**Task data:**
_ _ _

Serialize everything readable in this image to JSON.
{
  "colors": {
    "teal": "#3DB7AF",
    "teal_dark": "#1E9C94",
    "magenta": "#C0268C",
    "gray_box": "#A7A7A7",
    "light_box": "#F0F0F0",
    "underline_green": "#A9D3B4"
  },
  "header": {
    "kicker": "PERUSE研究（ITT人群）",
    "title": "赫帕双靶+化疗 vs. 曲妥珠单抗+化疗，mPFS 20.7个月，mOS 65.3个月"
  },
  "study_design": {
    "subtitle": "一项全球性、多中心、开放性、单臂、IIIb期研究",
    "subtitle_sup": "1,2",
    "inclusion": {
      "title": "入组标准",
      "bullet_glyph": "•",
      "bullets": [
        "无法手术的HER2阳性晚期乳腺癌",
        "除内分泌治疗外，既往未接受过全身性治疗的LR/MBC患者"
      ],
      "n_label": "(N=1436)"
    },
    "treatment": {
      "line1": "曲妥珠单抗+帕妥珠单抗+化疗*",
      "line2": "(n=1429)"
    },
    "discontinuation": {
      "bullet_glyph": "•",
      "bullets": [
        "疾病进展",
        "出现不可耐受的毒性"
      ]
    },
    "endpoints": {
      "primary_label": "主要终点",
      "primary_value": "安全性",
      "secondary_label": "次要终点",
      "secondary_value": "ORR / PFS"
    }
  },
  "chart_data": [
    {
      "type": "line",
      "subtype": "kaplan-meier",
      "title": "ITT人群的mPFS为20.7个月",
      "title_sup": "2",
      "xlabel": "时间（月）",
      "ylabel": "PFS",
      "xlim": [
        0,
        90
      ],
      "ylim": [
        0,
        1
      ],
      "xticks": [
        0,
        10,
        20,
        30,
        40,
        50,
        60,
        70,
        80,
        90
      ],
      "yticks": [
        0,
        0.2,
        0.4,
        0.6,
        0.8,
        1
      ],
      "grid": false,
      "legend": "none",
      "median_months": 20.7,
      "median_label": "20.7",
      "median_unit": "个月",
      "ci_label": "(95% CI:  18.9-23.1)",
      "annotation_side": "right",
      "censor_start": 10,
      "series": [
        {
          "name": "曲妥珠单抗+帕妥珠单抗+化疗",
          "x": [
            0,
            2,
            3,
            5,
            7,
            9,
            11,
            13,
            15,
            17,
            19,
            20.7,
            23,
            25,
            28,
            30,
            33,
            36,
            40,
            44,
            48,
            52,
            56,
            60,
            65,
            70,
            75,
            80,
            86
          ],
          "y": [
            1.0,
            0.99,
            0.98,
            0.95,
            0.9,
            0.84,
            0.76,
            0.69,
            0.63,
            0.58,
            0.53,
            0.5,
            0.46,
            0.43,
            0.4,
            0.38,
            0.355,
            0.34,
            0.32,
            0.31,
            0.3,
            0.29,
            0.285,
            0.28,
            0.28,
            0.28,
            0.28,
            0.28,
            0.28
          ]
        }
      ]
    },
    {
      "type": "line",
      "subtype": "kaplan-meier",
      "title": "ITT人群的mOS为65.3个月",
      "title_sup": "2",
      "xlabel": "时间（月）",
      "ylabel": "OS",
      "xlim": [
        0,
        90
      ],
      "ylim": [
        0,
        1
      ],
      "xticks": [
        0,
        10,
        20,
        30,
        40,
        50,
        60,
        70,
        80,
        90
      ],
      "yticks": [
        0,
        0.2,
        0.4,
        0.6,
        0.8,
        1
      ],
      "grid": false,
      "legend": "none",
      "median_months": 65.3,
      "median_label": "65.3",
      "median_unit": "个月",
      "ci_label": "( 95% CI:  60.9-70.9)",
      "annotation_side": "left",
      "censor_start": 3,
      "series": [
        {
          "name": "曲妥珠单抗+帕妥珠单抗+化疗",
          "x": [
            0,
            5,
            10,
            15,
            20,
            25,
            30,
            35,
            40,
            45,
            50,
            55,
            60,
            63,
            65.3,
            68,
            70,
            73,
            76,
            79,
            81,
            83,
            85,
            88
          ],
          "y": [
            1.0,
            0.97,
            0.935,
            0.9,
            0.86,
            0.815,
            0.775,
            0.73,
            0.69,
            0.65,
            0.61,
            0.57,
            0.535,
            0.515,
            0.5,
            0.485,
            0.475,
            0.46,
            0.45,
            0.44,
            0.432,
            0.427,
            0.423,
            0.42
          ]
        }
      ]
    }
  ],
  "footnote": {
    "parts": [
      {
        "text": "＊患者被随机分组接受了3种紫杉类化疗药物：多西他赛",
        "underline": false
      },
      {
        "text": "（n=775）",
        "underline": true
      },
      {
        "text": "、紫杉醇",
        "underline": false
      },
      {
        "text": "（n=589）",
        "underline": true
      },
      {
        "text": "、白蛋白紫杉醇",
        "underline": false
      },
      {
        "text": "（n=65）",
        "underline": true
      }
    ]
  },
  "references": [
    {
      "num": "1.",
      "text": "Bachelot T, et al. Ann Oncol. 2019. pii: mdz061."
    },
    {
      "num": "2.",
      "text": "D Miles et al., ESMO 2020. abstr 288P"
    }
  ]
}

_ _ _

**Written task:**
Output each entry precisely as given.

**Response to this task:**
Serialize everything readable in this image to JSON.
{
  "colors": {
    "teal": "#3DB7AF",
    "teal_dark": "#1E9C94",
    "magenta": "#C0268C",
    "gray_box": "#A7A7A7",
    "light_box": "#F0F0F0",
    "underline_green": "#A9D3B4"
  },
  "header": {
    "kicker": "PERUSE研究（ITT人群）",
    "title": "赫帕双靶+化疗 vs. 曲妥珠单抗+化疗，mPFS 20.7个月，mOS 65.3个月"
  },
  "study_design": {
    "subtitle": "一项全球性、多中心、开放性、单臂、IIIb期研究",
    "subtitle_sup": "1,2",
    "inclusion": {
      "title": "入组标准",
      "bullet_glyph": "•",
      "bullets": [
        "无法手术的HER2阳性晚期乳腺癌",
        "除内分泌治疗外，既往未接受过全身性治疗的LR/MBC患者"
      ],
      "n_label": "(N=1436)"
    },
    "treatment": {
      "line1": "曲妥珠单抗+帕妥珠单抗+化疗*",
      "line2": "(n=1429)"
    },
    "discontinuation": {
      "bullet_glyph": "•",
      "bullets": [
        "疾病进展",
        "出现不可耐受的毒性"
      ]
    },
    "endpoints": {
      "primary_label": "主要终点",
      "primary_value": "安全性",
      "secondary_label": "次要终点",
      "secondary_value": "ORR / PFS"
    }
  },
  "chart_data": [
    {
      "type": "line",
      "subtype": "kaplan-meier",
      "title": "ITT人群的mPFS为20.7个月",
      "title_sup": "2",
      "xlabel": "时间（月）",
      "ylabel": "PFS",
      "xlim": [
        0,
        90
      ],
      "ylim": [
        0,
        1
      ],
      "xticks": [
        0,
        10,
        20,
        30,
        40,
        50,
        60,
        70,
        80,
        90
      ],
      "yticks": [
        0,
        0.2,
        0.4,
        0.6,
        0.8,
        1
      ],
      "grid": false,
      "legend": "none",
      "median_months": 20.7,
      "median_label": "20.7",
      "median_unit": "个月",
      "ci_label": "(95% CI:  18.9-23.1)",
      "annotation_side": "right",
      "censor_start": 10,
      "series": [
        {
          "name": "曲妥珠单抗+帕妥珠单抗+化疗",
          "x": [
            0,
            2,
            3,
            5,
            7,
            9,
            11,
            13,
            15,
            17,
            19,
            20.7,
            23,
            25,
            28,
            30,
            33,
            36,
            40,
            44,
            48,
            52,
            56,
            60,
            65,
            70,
            75,
            80,
            86
          ],
          "y": [
            1.0,
            0.99,
            0.98,
            0.95,
            0.9,
            0.84,
            0.76,
            0.69,
            0.63,
            0.58,
            0.53,
            0.5,
            0.46,
            0.43,
            0.4,
            0.38,
            0.355,
            0.34,
            0.32,
            0.31,
            0.3,
            0.29,
            0.285,
            0.28,
            0.28,
            0.28,
            0.28,
            0.28,
            0.28
          ]
        }
      ]
    },
    {
      "type": "line",
      "subtype": "kaplan-meier",
      "title": "ITT人群的mOS为65.3个月",
      "title_sup": "2",
      "xlabel": "时间（月）",
      "ylabel": "OS",
      "xlim": [
        0,
        90
      ],
      "ylim": [
        0,
        1
      ],
      "xticks": [
        0,
        10,
        20,
        30,
        40,
        50,
        60,
        70,
        80,
        90
      ],
      "yticks": [
        0,
        0.2,
        0.4,
        0.6,
        0.8,
        1
      ],
      "grid": false,
      "legend": "none",
      "median_months": 65.3,
      "median_label": "65.3",
      "median_unit": "个月",
      "ci_label": "( 95% CI:  60.9-70.9)",
      "annotation_side": "left",
      "censor_start": 3,
      "series": [
        {
          "name": "曲妥珠单抗+帕妥珠单抗+化疗",
          "x": [
            0,
            5,
            10,
            15,
            20,
            25,
            30,
            35,
            40,
            45,
            50,
            55,
            60,
            63,
            65.3,
            68,
            70,
            73,
            76,
            79,
            81,
            83,
            85,
            88
          ],
          "y": [
            1.0,
            0.97,
            0.935,
            0.9,
            0.86,
            0.815,
            0.775,
            0.73,
            0.69,
            0.65,
            0.61,
            0.57,
            0.535,
            0.515,
            0.5,
            0.485,
            0.475,
            0.46,
            0.45,
            0.44,
            0.432,
            0.427,
            0.423,
            0.42
          ]
        }
      ]
    }
  ],
  "footnote": {
    "parts": [
      {
        "text": "＊患者被随机分组接受了3种紫杉类化疗药物：多西他赛",
        "underline": false
      },
      {
        "text": "（n=775）",
        "underline": true
      },
      {
        "text": "、紫杉醇",
        "underline": false
      },
      {
        "text": "（n=589）",
        "underline": true
      },
      {
        "text": "、白蛋白紫杉醇",
        "underline": false
      },
      {
        "text": "（n=65）",
        "underline": true
      }
    ]
  },
  "references": [
    {
      "num": "1.",
      "text": "Bachelot T, et al. Ann Oncol. 2019. pii: mdz061."
    },
    {
      "num": "2.",
      "text": "D Miles et al., ESMO 2020. abstr 288P"
    }
  ]
}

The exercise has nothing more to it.